• Input
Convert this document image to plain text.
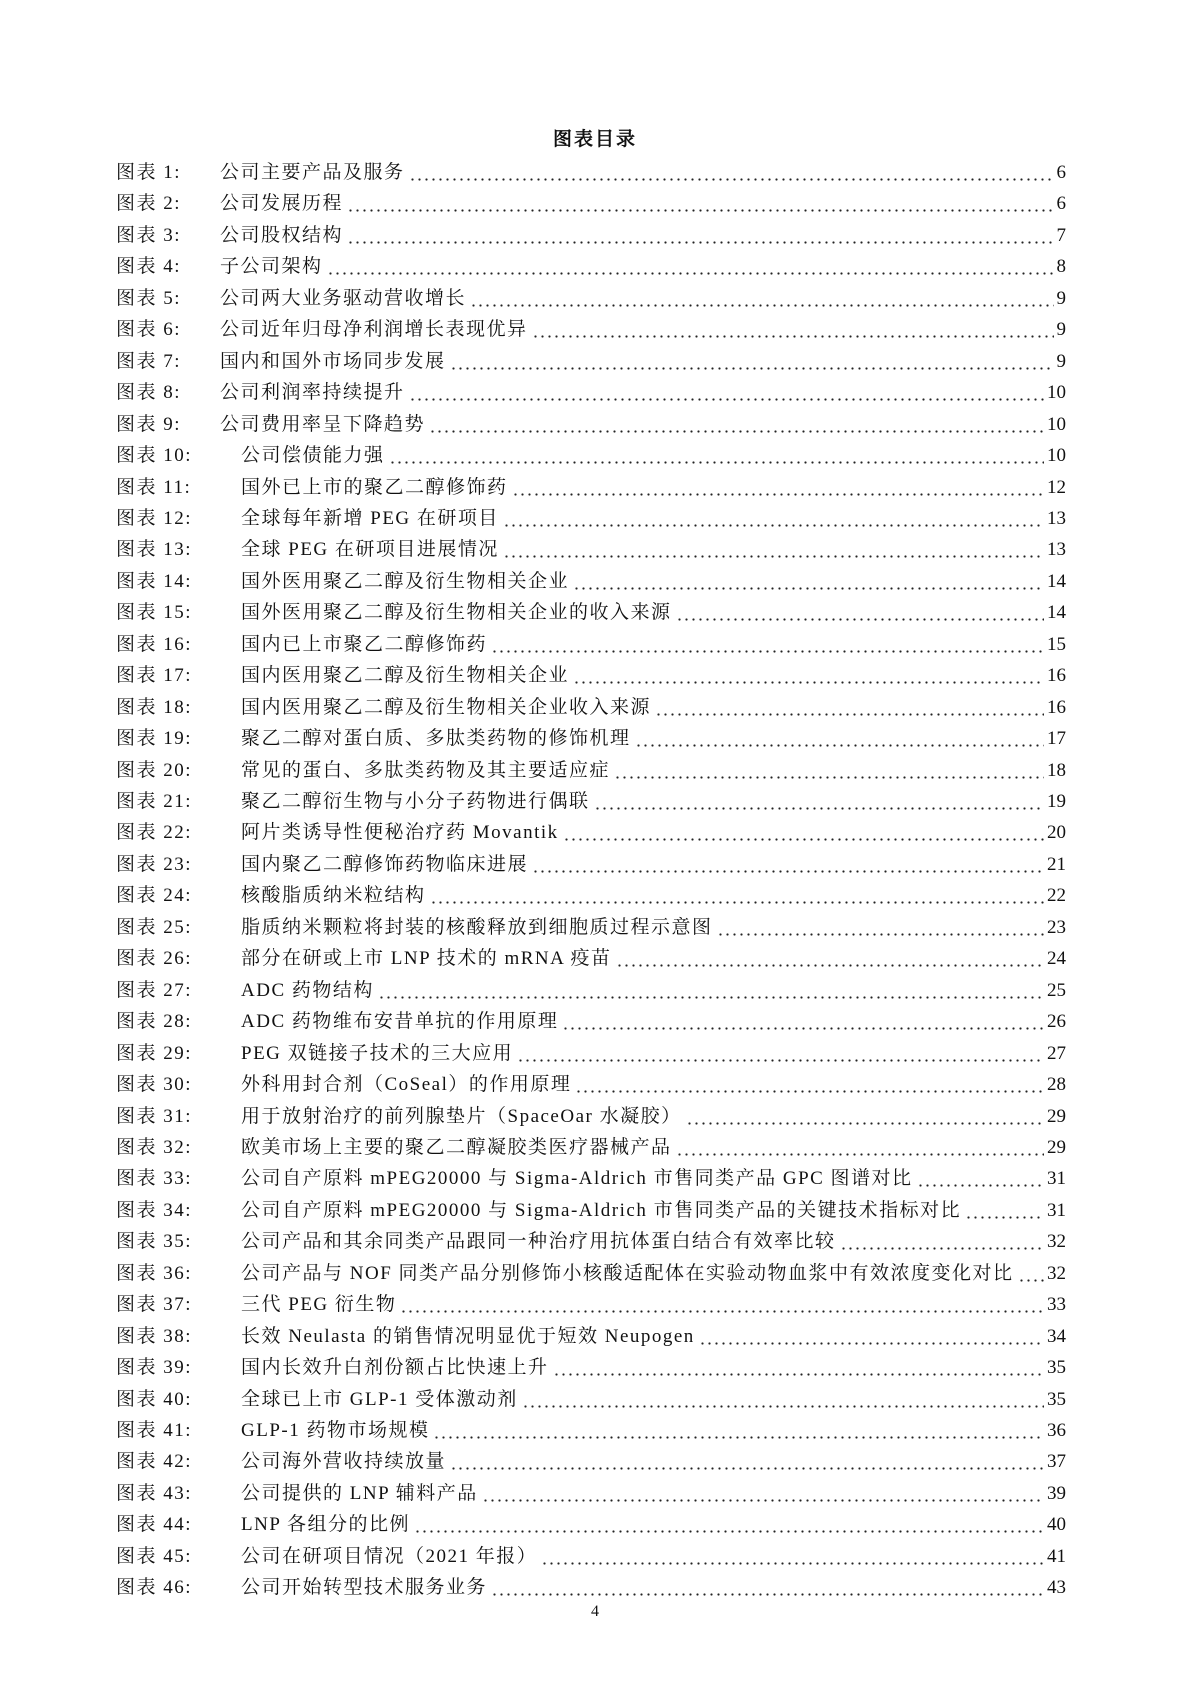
图表目录
图表 1: 公司主要产品及服务	6
图表 2: 公司发展历程	6
图表 3: 公司股权结构	7
图表 4: 子公司架构	8
图表 5: 公司两大业务驱动营收增长	9
图表 6: 公司近年归母净利润增长表现优异	9
图表 7: 国内和国外市场同步发展	9
图表 8: 公司利润率持续提升	10
图表 9: 公司费用率呈下降趋势	10
图表 10:	公司偿债能力强	10
图表 11:	国外已上市的聚乙二醇修饰药	12
图表 12:	全球每年新增 PEG 在研项目	13
图表 13:	全球 PEG 在研项目进展情况	13
图表 14:	国外医用聚乙二醇及衍生物相关企业	14
图表 15:	国外医用聚乙二醇及衍生物相关企业的收入来源	14
图表 16:	国内已上市聚乙二醇修饰药	15
图表 17:	国内医用聚乙二醇及衍生物相关企业	16
图表 18:	国内医用聚乙二醇及衍生物相关企业收入来源	16
图表 19:	聚乙二醇对蛋白质、多肽类药物的修饰机理	17
图表 20:	常见的蛋白、多肽类药物及其主要适应症	18
图表 21:	聚乙二醇衍生物与小分子药物进行偶联	19
图表 22:	阿片类诱导性便秘治疗药 Movantik	20
图表 23:	国内聚乙二醇修饰药物临床进展	21
图表 24:	核酸脂质纳米粒结构	22
图表 25:	脂质纳米颗粒将封装的核酸释放到细胞质过程示意图	23
图表 26:	部分在研或上市 LNP 技术的 mRNA 疫苗	24
图表 27:	ADC 药物结构	25
图表 28:	ADC 药物维布安昔单抗的作用原理	26
图表 29:	PEG 双链接子技术的三大应用	27
图表 30:	外科用封合剂（CoSeal）的作用原理	28
图表 31:	用于放射治疗的前列腺垫片（SpaceOar 水凝胶）	29
图表 32:	欧美市场上主要的聚乙二醇凝胶类医疗器械产品	29
图表 33:	公司自产原料 mPEG20000 与 Sigma-Aldrich 市售同类产品 GPC 图谱对比	31
图表 34:	公司自产原料 mPEG20000 与 Sigma-Aldrich 市售同类产品的关键技术指标对比	31
图表 35:	公司产品和其余同类产品跟同一种治疗用抗体蛋白结合有效率比较	32
图表 36:	公司产品与 NOF 同类产品分别修饰小核酸适配体在实验动物血浆中有效浓度变化对比 32
图表 37:	三代 PEG 衍生物	33
图表 38:	长效 Neulasta 的销售情况明显优于短效 Neupogen	34
图表 39:	国内长效升白剂份额占比快速上升	35
图表 40:	全球已上市 GLP-1 受体激动剂	35
图表 41:	GLP-1 药物市场规模	36
图表 42:	公司海外营收持续放量	37
图表 43:	公司提供的 LNP 辅料产品	39
图表 44:	LNP 各组分的比例	40
图表 45:	公司在研项目情况（2021 年报）	41
图表 46:	公司开始转型技术服务业务	43
4
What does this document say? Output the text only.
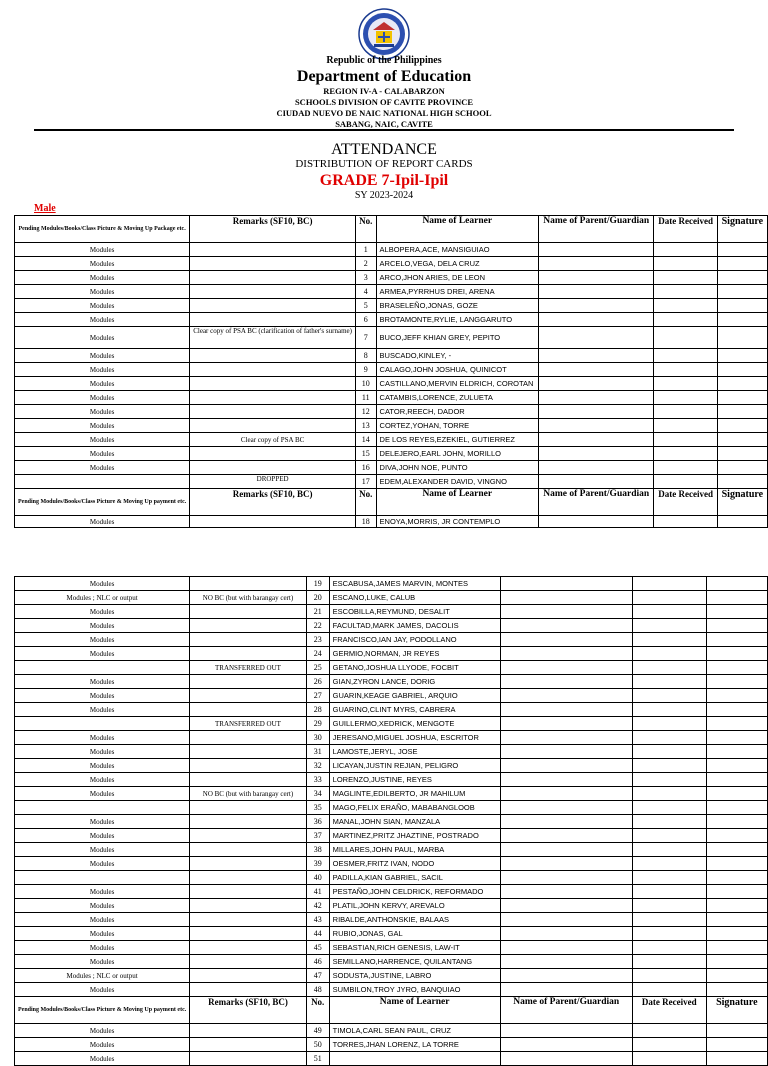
Republic of the Philippines
Department of Education
REGION IV-A - CALABARZON
SCHOOLS DIVISION OF CAVITE PROVINCE
CIUDAD NUEVO DE NAIC NATIONAL HIGH SCHOOL
SABANG, NAIC, CAVITE
ATTENDANCE
DISTRIBUTION OF REPORT CARDS
GRADE 7-Ipil-Ipil
SY 2023-2024
Male
Pending Modules/Books/Class Picture & Moving Up Package etc.	Remarks (SF10, BC)	No.	Name of Learner	Name of Parent/Guardian	Date Received	Signature
Modules		1	ALBOPERA,ACE, MANSIGUIAO			
Modules		2	ARCELO,VEGA, DELA CRUZ			
Modules		3	ARCO,JHON ARIES, DE LEON			
Modules		4	ARMEA,PYRRHUS DREI, ARENA			
Modules		5	BRASELEÑO,JONAS, GOZE			
Modules		6	BROTAMONTE,RYLIE, LANGGARUTO			
Modules	Clear copy of PSA BC (clarification of father's surname)	7	BUCO,JEFF KHIAN GREY, PEPITO			
Modules		8	BUSCADO,KINLEY, -			
Modules		9	CALAGO,JOHN JOSHUA, QUINICOT			
Modules		10	CASTILLANO,MERVIN ELDRICH, COROTAN			
Modules		11	CATAMBIS,LORENCE, ZULUETA			
Modules		12	CATOR,REECH, DADOR			
Modules		13	CORTEZ,YOHAN, TORRE			
Modules	Clear copy of PSA BC	14	DE LOS REYES,EZEKIEL, GUTIERREZ			
Modules		15	DELEJERO,EARL JOHN, MORILLO			
Modules		16	DIVA,JOHN NOE, PUNTO			
	DROPPED	17	EDEM,ALEXANDER DAVID, VINGNO			
Pending Modules/Books/Class Picture & Moving Up payment etc.	Remarks (SF10, BC)	No.	Name of Learner	Name of Parent/Guardian	Date Received	Signature
Modules		18	ENOYA,MORRIS, JR CONTEMPLO			
Modules		19	ESCABUSA,JAMES MARVIN, MONTES			
Modules ; NLC or output	NO BC (but with barangay cert)	20	ESCANO,LUKE, CALUB			
Modules		21	ESCOBILLA,REYMUND, DESALIT			
Modules		22	FACULTAD,MARK JAMES, DACOLIS			
Modules		23	FRANCISCO,IAN JAY, PODOLLANO			
Modules		24	GERMIO,NORMAN, JR REYES			
	TRANSFERRED OUT	25	GETANO,JOSHUA LLYODE, FOCBIT			
Modules		26	GIAN,ZYRON LANCE, DORIG			
Modules		27	GUARIN,KEAGE GABRIEL, ARQUIO			
Modules		28	GUARINO,CLINT MYRS, CABRERA			
	TRANSFERRED OUT	29	GUILLERMO,XEDRICK, MENGOTE			
Modules		30	JERESANO,MIGUEL JOSHUA, ESCRITOR			
Modules		31	LAMOSTE,JERYL, JOSE			
Modules		32	LICAYAN,JUSTIN REJIAN, PELIGRO			
Modules		33	LORENZO,JUSTINE, REYES			
Modules	NO BC (but with barangay cert)	34	MAGLINTE,EDILBERTO, JR MAHILUM			
		35	MAGO,FELIX ERAÑO, MABABANGLOOB			
Modules		36	MANAL,JOHN SIAN, MANZALA			
Modules		37	MARTINEZ,PRITZ JHAZTINE, POSTRADO			
Modules		38	MILLARES,JOHN PAUL, MARBA			
Modules		39	OESMER,FRITZ IVAN, NODO			
		40	PADILLA,KIAN GABRIEL, SACIL			
Modules		41	PESTAÑO,JOHN CELDRICK, REFORMADO			
Modules		42	PLATIL,JOHN KERVY, AREVALO			
Modules		43	RIBALDE,ANTHONSKIE, BALAAS			
Modules		44	RUBIO,JONAS, GAL			
Modules		45	SEBASTIAN,RICH GENESIS, LAW-IT			
Modules		46	SEMILLANO,HARRENCE, QUILANTANG			
Modules ; NLC or output		47	SODUSTA,JUSTINE, LABRO			
Modules		48	SUMBILON,TROY JYRO, BANQUIAO			
Pending Modules/Books/Class Picture & Moving Up payment etc.	Remarks (SF10, BC)	No.	Name of Learner	Name of Parent/Guardian	Date Received	Signature
Modules		49	TIMOLA,CARL SEAN PAUL, CRUZ			
Modules		50	TORRES,JHAN LORENZ, LA TORRE			
Modules		51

• Instructions to follow
Report back each line in the material above that contains the string "cert".

• Task output
Modules ; NLC or output	NO BC (but with barangay cert)	20	ESCANO,LUKE, CALUB			
Modules	NO BC (but with barangay cert)	34	MAGLINTE,EDILBERTO, JR MAHILUM			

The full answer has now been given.